» **Records for this task**

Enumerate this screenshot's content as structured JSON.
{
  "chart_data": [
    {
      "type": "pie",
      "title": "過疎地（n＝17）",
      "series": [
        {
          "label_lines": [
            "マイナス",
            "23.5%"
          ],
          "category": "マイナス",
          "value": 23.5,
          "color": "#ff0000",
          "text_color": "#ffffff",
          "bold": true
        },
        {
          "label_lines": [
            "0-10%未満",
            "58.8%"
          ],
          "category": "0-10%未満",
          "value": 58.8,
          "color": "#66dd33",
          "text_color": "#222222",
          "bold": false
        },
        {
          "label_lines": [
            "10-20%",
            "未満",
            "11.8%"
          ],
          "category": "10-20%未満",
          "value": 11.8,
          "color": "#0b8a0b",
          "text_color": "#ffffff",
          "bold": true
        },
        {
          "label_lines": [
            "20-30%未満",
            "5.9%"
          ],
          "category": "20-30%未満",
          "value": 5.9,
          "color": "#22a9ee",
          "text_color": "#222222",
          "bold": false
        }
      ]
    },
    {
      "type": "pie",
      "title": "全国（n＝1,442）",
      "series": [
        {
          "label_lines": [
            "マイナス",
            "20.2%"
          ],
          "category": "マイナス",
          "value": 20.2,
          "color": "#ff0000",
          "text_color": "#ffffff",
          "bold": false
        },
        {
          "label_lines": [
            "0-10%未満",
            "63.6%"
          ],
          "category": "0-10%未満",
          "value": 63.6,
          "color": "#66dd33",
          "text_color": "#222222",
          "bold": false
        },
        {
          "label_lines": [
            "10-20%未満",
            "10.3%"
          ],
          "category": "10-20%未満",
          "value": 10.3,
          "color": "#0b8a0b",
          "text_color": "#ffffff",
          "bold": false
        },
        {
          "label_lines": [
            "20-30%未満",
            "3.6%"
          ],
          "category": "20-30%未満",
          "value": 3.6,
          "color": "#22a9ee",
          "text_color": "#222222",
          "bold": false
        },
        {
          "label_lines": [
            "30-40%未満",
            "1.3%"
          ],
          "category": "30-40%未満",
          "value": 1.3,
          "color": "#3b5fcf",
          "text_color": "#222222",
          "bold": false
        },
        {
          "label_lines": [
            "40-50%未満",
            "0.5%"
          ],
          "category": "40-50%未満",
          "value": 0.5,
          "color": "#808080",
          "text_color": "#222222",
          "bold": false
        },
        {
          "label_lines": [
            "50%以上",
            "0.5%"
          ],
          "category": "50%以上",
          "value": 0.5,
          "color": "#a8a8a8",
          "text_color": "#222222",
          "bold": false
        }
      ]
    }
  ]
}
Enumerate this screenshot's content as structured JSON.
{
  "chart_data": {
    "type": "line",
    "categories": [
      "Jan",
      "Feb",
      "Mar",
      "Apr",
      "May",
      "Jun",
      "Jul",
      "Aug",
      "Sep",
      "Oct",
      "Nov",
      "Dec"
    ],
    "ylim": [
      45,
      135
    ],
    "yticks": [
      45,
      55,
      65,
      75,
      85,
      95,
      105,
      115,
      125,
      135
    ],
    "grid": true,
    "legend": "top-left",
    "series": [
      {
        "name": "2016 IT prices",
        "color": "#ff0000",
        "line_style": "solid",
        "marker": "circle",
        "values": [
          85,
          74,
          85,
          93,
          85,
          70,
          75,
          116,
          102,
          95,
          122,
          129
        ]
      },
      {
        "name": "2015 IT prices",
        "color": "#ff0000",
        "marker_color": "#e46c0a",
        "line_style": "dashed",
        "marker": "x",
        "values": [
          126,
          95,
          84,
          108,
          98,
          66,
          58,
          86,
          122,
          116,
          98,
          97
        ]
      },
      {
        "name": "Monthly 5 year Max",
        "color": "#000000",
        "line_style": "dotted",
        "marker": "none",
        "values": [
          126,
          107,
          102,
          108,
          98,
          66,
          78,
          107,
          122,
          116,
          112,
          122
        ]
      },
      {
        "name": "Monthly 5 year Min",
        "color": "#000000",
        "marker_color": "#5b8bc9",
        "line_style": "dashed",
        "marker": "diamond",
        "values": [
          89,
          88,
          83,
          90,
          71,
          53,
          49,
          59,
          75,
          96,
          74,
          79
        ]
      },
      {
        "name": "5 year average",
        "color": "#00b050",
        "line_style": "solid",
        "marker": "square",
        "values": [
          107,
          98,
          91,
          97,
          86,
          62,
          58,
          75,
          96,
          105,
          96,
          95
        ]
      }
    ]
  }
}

» **Given request**
Copy out every line of the listing that includes the string "Monthly".

» **Correct output**
        "name": "Monthly 5 year Max",
        "name": "Monthly 5 year Min",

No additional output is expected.